> **Exercise requirements**:
Take the lines from the one containing "Read this page and output its text content." through the final line below and restate them exactly. Omit the pictures.
[begin Given data]
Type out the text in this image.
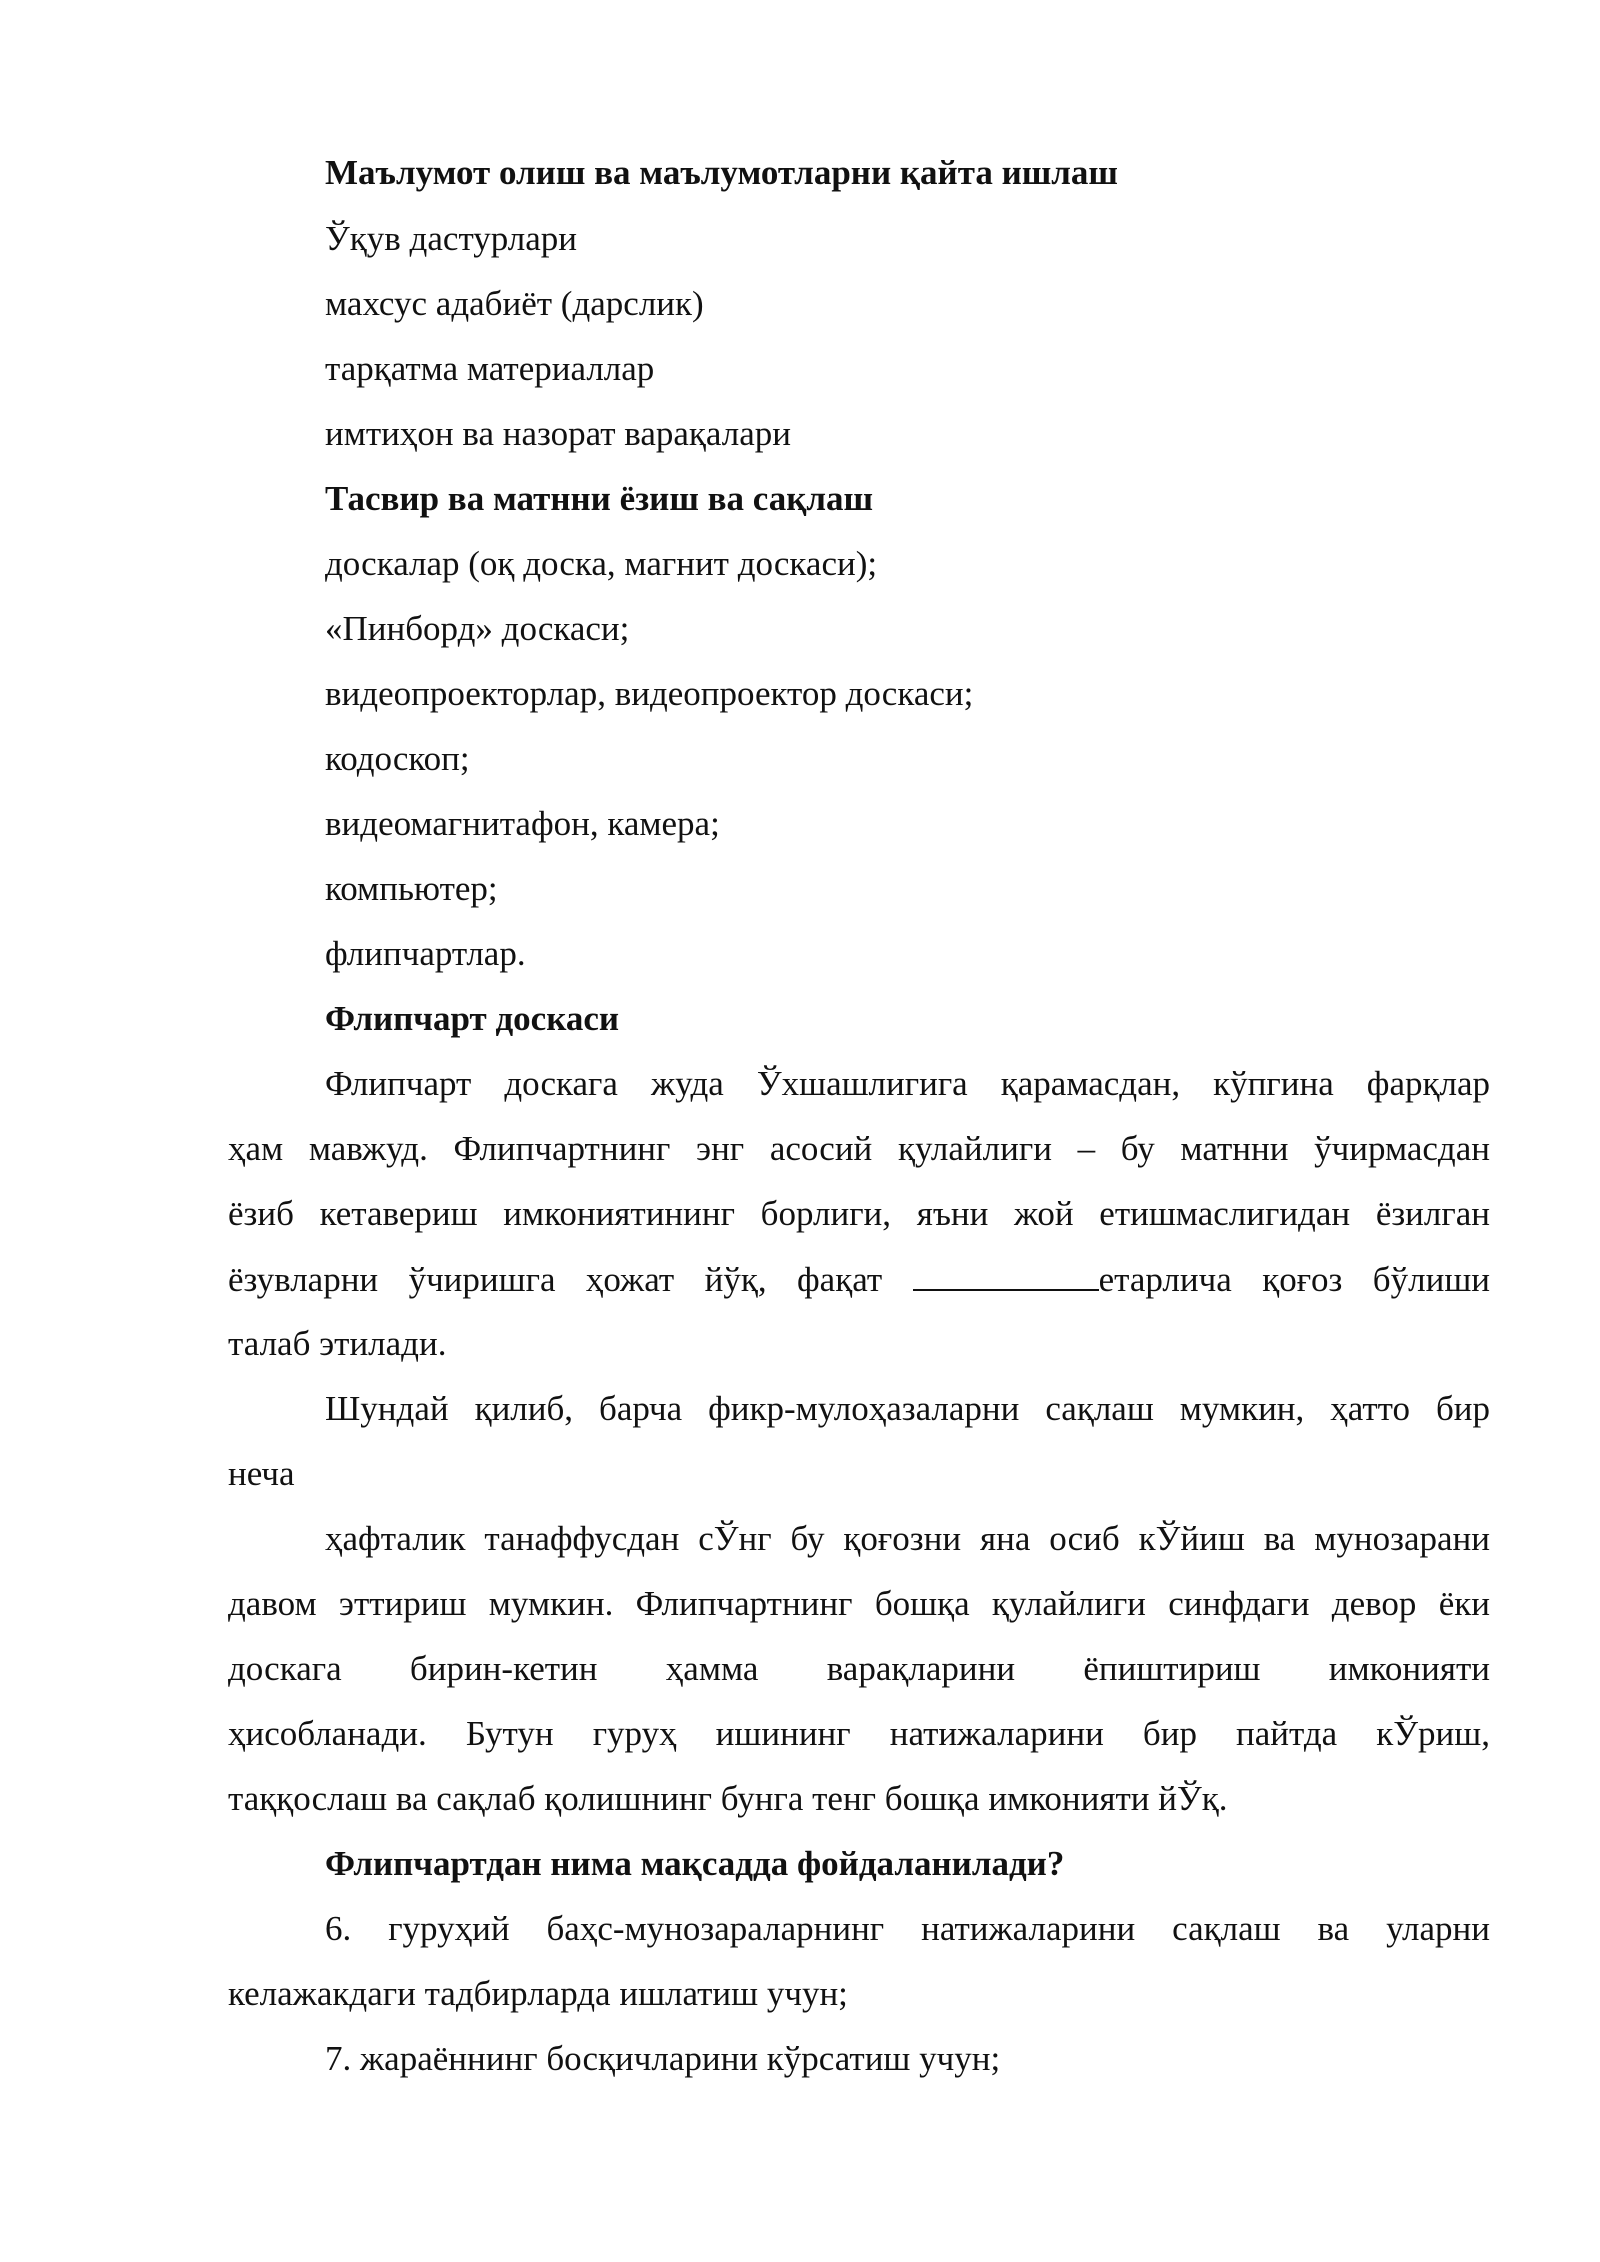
Маълумот олиш ва маълумотларни қайта ишлаш
Ўқув дастурлари
махсус адабиёт (дарслик)
тарқатма материаллар
имтиҳон ва назорат варақалари
Тасвир ва матнни ёзиш ва сақлаш
доскалар (оқ доска, магнит доскаси);
«Пинборд» доскаси;
видеопроекторлар, видеопроектор доскаси;
кодоскоп;
видеомагнитафон, камера;
компьютер;
флипчартлар.
Флипчарт доскаси
Флипчарт доскага жуда Ўхшашлигига қарамасдан, кўпгина фарқлар
ҳам мавжуд. Флипчартнинг энг асосий қулайлиги – бу матнни ўчирмасдан
ёзиб кетавериш имкониятининг борлиги, яъни жой етишмаслигидан ёзилган
ёзувларни ўчиришга ҳожат йўқ, фақат	етарлича қоғоз бўлиши
талаб этилади.
Шундай қилиб, барча фикр-мулоҳазаларни сақлаш мумкин, ҳатто бир
неча
ҳафталик танаффусдан сЎнг бу қоғозни яна осиб кЎйиш ва мунозарани
давом эттириш мумкин. Флипчартнинг бошқа қулайлиги синфдаги девор ёки
доскага бирин-кетин ҳамма варақларини ёпиштириш имконияти
ҳисобланади. Бутун гуруҳ ишининг натижаларини бир пайтда кЎриш,
таққослаш ва сақлаб қолишнинг бунга тенг бошқа имконияти йЎқ.
Флипчартдан нима мақсадда фойдаланилади?
6. гуруҳий баҳс-мунозараларнинг натижаларини сақлаш ва уларни
келажакдаги тадбирларда ишлатиш учун;
7. жараённинг босқичларини кўрсатиш учун;
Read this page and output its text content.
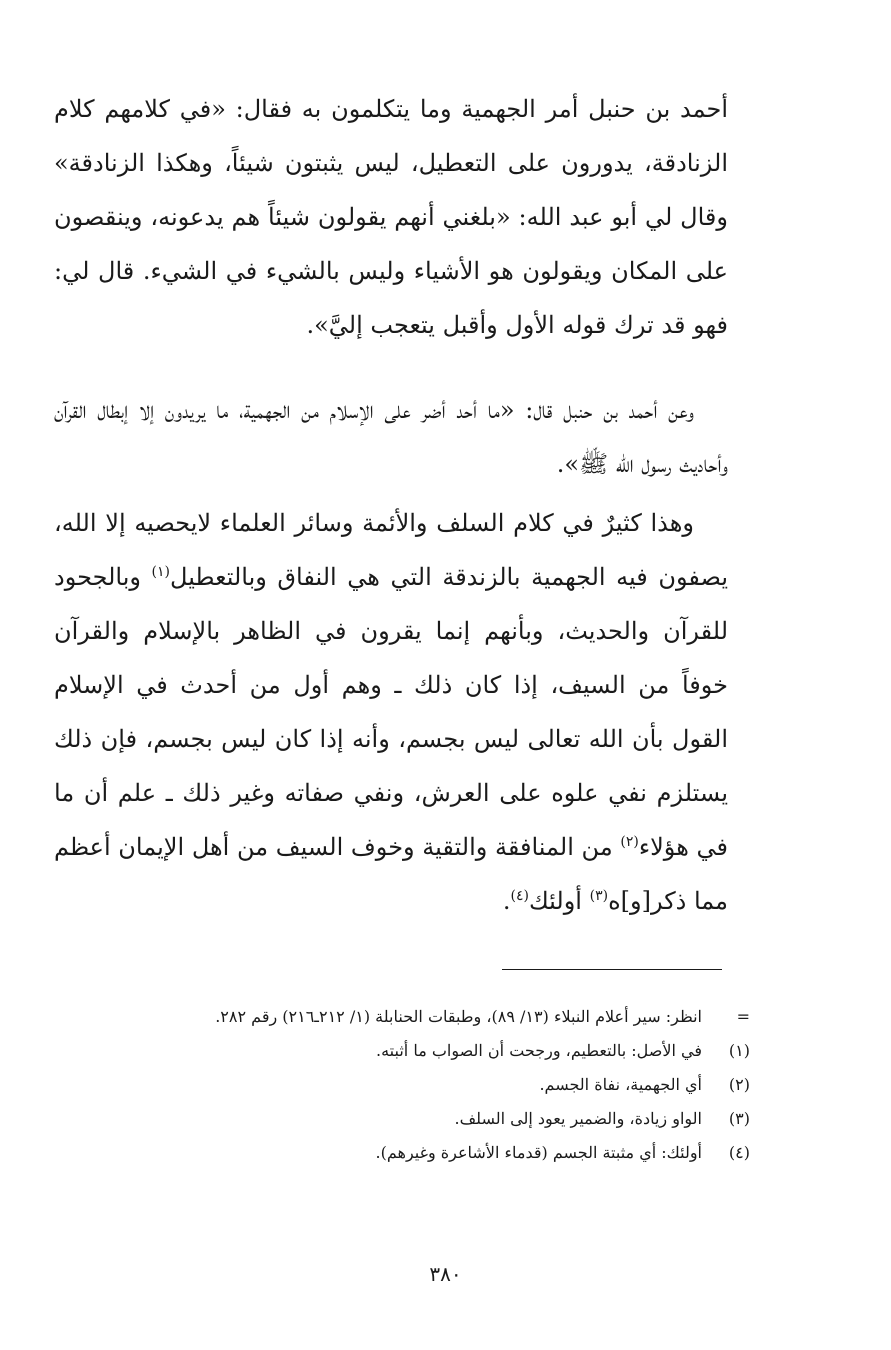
أحمد بن حنبل أمر الجهمية وما يتكلمون به فقال: «في كلامهم كلام الزنادقة، يدورون على التعطيل، ليس يثبتون شيئاً، وهكذا الزنادقة» وقال لي أبو عبد الله: «بلغني أنهم يقولون شيئاً هم يدعونه، وينقصون على المكان ويقولون هو الأشياء وليس بالشيء في الشيء. قال لي: فهو قد ترك قوله الأول وأقبل يتعجب إليَّ».
وعن أحمد بن حنبل قال: «ما أحد أضر على الإسلام من الجهمية، ما يريدون إلا إبطال القرآن وأحاديث رسول الله ﷺ».
وهذا كثيرٌ في كلام السلف والأئمة وسائر العلماء لايحصيه إلا الله، يصفون فيه الجهمية بالزندقة التي هي النفاق وبالتعطيل$^{(١)}$ وبالجحود للقرآن والحديث، وبأنهم إنما يقرون في الظاهر بالإسلام والقرآن خوفاً من السيف، إذا كان ذلك ـ وهم أول من أحدث في الإسلام القول بأن الله تعالى ليس بجسم، وأنه إذا كان ليس بجسم، فإن ذلك يستلزم نفي علوه على العرش، ونفي صفاته وغير ذلك ـ علم أن ما في هؤلاء$^{(٢)}$ من المنافقة والتقية وخوف السيف من أهل الإيمان أعظم مما ذكر[و]ه$^{(٣)}$ أولئك$^{(٤)}$.
=
انظر: سير أعلام النبلاء (١٣/ ٨٩)، وطبقات الحنابلة (١/ ٢١٢ـ٢١٦) رقم ٢٨٢.
(١)
في الأصل: بالتعطيم، ورجحت أن الصواب ما أثبته.
(٢)
أي الجهمية، نفاة الجسم.
(٣)
الواو زيادة، والضمير يعود إلى السلف.
(٤)
أولئك: أي مثبتة الجسم (قدماء الأشاعرة وغيرهم).
٣٨٠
[end Given data]
> **Written solution**:
Read this page and output its text content.
أحمد بن حنبل أمر الجهمية وما يتكلمون به فقال: «في كلامهم كلام الزنادقة، يدورون على التعطيل، ليس يثبتون شيئاً، وهكذا الزنادقة» وقال لي أبو عبد الله: «بلغني أنهم يقولون شيئاً هم يدعونه، وينقصون على المكان ويقولون هو الأشياء وليس بالشيء في الشيء. قال لي: فهو قد ترك قوله الأول وأقبل يتعجب إليَّ».
وعن أحمد بن حنبل قال: «ما أحد أضر على الإسلام من الجهمية، ما يريدون إلا إبطال القرآن وأحاديث رسول الله ﷺ».
وهذا كثيرٌ في كلام السلف والأئمة وسائر العلماء لايحصيه إلا الله، يصفون فيه الجهمية بالزندقة التي هي النفاق وبالتعطيل$^{(١)}$ وبالجحود للقرآن والحديث، وبأنهم إنما يقرون في الظاهر بالإسلام والقرآن خوفاً من السيف، إذا كان ذلك ـ وهم أول من أحدث في الإسلام القول بأن الله تعالى ليس بجسم، وأنه إذا كان ليس بجسم، فإن ذلك يستلزم نفي علوه على العرش، ونفي صفاته وغير ذلك ـ علم أن ما في هؤلاء$^{(٢)}$ من المنافقة والتقية وخوف السيف من أهل الإيمان أعظم مما ذكر[و]ه$^{(٣)}$ أولئك$^{(٤)}$.
=
انظر: سير أعلام النبلاء (١٣/ ٨٩)، وطبقات الحنابلة (١/ ٢١٢ـ٢١٦) رقم ٢٨٢.
(١)
في الأصل: بالتعطيم، ورجحت أن الصواب ما أثبته.
(٢)
أي الجهمية، نفاة الجسم.
(٣)
الواو زيادة، والضمير يعود إلى السلف.
(٤)
أولئك: أي مثبتة الجسم (قدماء الأشاعرة وغيرهم).
٣٨٠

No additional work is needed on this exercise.